Raw records:
*-*-*
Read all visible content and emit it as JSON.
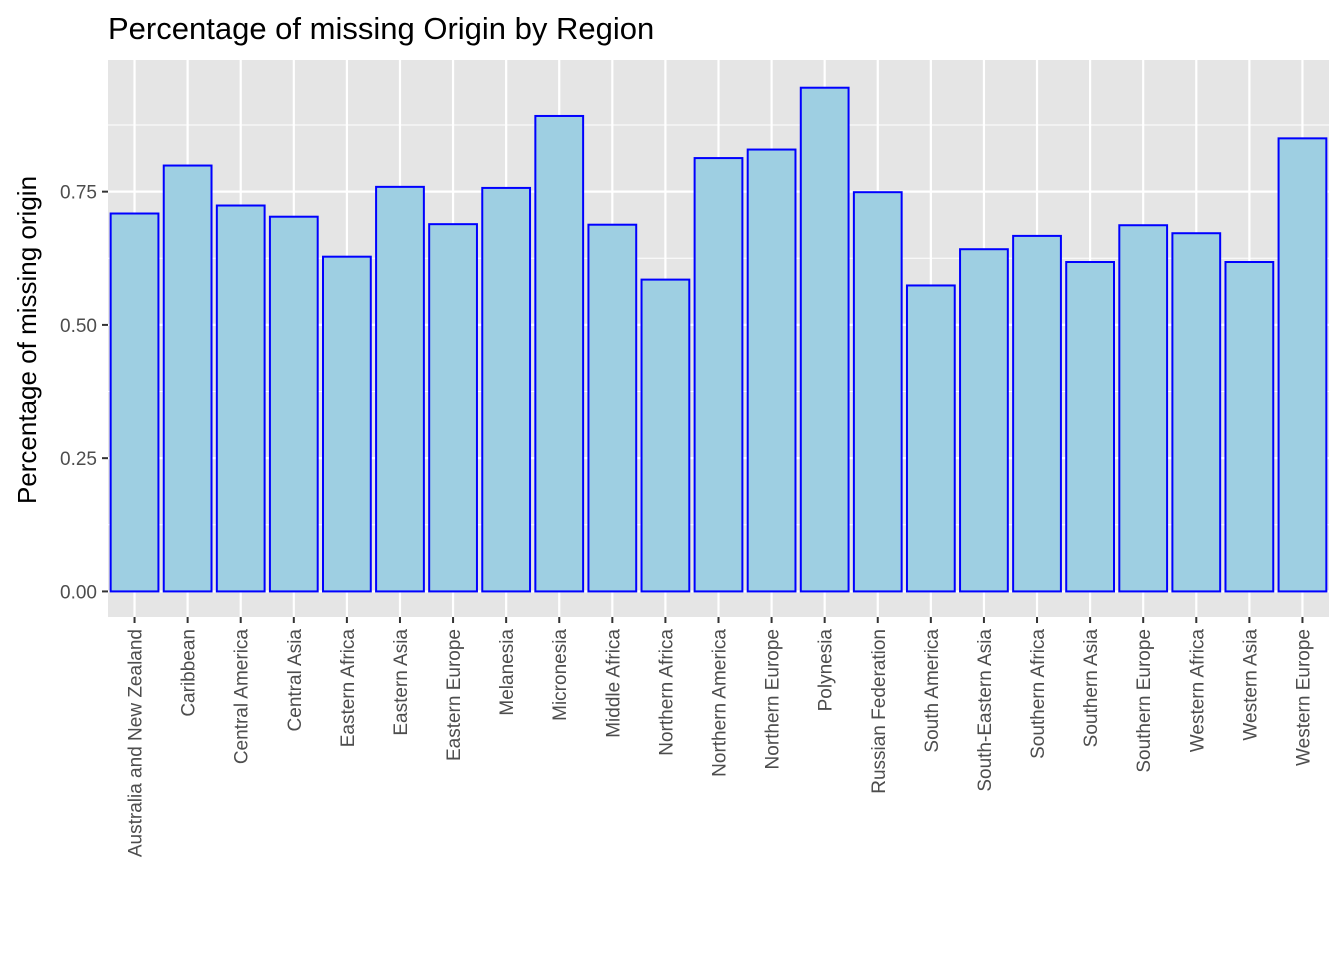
{
  "chart_data": {
    "type": "bar",
    "title": "Percentage of missing Origin by Region",
    "xlabel": "",
    "ylabel": "Percentage of missing origin",
    "categories": [
      "Australia and New Zealand",
      "Caribbean",
      "Central America",
      "Central Asia",
      "Eastern Africa",
      "Eastern Asia",
      "Eastern Europe",
      "Melanesia",
      "Micronesia",
      "Middle Africa",
      "Northern Africa",
      "Northern America",
      "Northern Europe",
      "Polynesia",
      "Russian Federation",
      "South America",
      "South-Eastern Asia",
      "Southern Africa",
      "Southern Asia",
      "Southern Europe",
      "Western Africa",
      "Western Asia",
      "Western Europe"
    ],
    "values": [
      0.709,
      0.799,
      0.724,
      0.703,
      0.628,
      0.759,
      0.689,
      0.757,
      0.892,
      0.688,
      0.585,
      0.813,
      0.829,
      0.945,
      0.749,
      0.574,
      0.642,
      0.667,
      0.618,
      0.687,
      0.672,
      0.618,
      0.85
    ],
    "yticks": [
      "0.00",
      "0.25",
      "0.50",
      "0.75"
    ],
    "ylim": [
      -0.048,
      0.997
    ],
    "grid": true,
    "colors": {
      "fill": "#9ecfe2",
      "stroke": "#0000ff",
      "panel": "#e5e5e5",
      "grid": "#ffffff"
    }
  }
}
*-*-*
What you are asked to do: Gather each line from the entries above that includes the word "Western".

Reply:
      "Western Africa",
      "Western Asia",
      "Western Europe"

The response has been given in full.